§ AIM OF THE TASK
All entries below need to be written out exactly, but without their pictures.

Data excerpts:
━━━━━━

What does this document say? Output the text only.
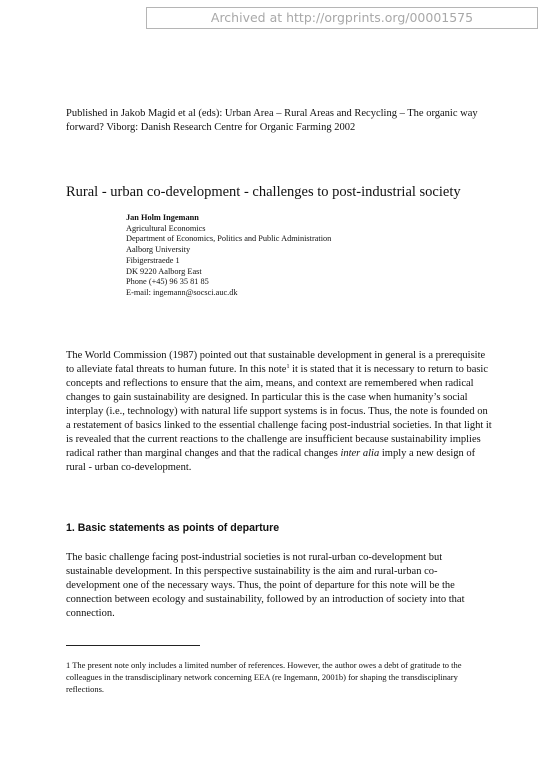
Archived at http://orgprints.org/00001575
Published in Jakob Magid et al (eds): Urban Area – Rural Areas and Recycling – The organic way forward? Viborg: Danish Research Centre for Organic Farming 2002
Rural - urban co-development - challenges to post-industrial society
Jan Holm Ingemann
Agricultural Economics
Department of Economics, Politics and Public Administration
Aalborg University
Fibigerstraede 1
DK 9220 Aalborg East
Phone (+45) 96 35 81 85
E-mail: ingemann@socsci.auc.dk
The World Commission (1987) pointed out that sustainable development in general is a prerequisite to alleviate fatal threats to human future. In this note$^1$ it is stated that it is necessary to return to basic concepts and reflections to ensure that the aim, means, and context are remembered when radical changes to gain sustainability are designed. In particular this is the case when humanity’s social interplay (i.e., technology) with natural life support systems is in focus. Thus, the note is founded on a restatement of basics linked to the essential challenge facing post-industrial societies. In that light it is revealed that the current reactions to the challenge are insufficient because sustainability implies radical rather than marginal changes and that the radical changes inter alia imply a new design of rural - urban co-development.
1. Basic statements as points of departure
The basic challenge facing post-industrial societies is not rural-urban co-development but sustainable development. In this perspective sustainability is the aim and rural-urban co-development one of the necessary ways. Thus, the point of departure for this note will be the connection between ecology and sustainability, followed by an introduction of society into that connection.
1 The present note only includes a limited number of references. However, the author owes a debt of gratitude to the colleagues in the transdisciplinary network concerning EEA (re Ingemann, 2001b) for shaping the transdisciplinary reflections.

━━━━━━

§ RESULT OF THIS EXERCISE
What does this document say? Output the text only.
Archived at http://orgprints.org/00001575
Published in Jakob Magid et al (eds): Urban Area – Rural Areas and Recycling – The organic way forward? Viborg: Danish Research Centre for Organic Farming 2002
Rural - urban co-development - challenges to post-industrial society
Jan Holm Ingemann
Agricultural Economics
Department of Economics, Politics and Public Administration
Aalborg University
Fibigerstraede 1
DK 9220 Aalborg East
Phone (+45) 96 35 81 85
E-mail: ingemann@socsci.auc.dk
The World Commission (1987) pointed out that sustainable development in general is a prerequisite to alleviate fatal threats to human future. In this note$^1$ it is stated that it is necessary to return to basic concepts and reflections to ensure that the aim, means, and context are remembered when radical changes to gain sustainability are designed. In particular this is the case when humanity’s social interplay (i.e., technology) with natural life support systems is in focus. Thus, the note is founded on a restatement of basics linked to the essential challenge facing post-industrial societies. In that light it is revealed that the current reactions to the challenge are insufficient because sustainability implies radical rather than marginal changes and that the radical changes inter alia imply a new design of rural - urban co-development.
1. Basic statements as points of departure
The basic challenge facing post-industrial societies is not rural-urban co-development but sustainable development. In this perspective sustainability is the aim and rural-urban co-development one of the necessary ways. Thus, the point of departure for this note will be the connection between ecology and sustainability, followed by an introduction of society into that connection.
1 The present note only includes a limited number of references. However, the author owes a debt of gratitude to the colleagues in the transdisciplinary network concerning EEA (re Ingemann, 2001b) for shaping the transdisciplinary reflections.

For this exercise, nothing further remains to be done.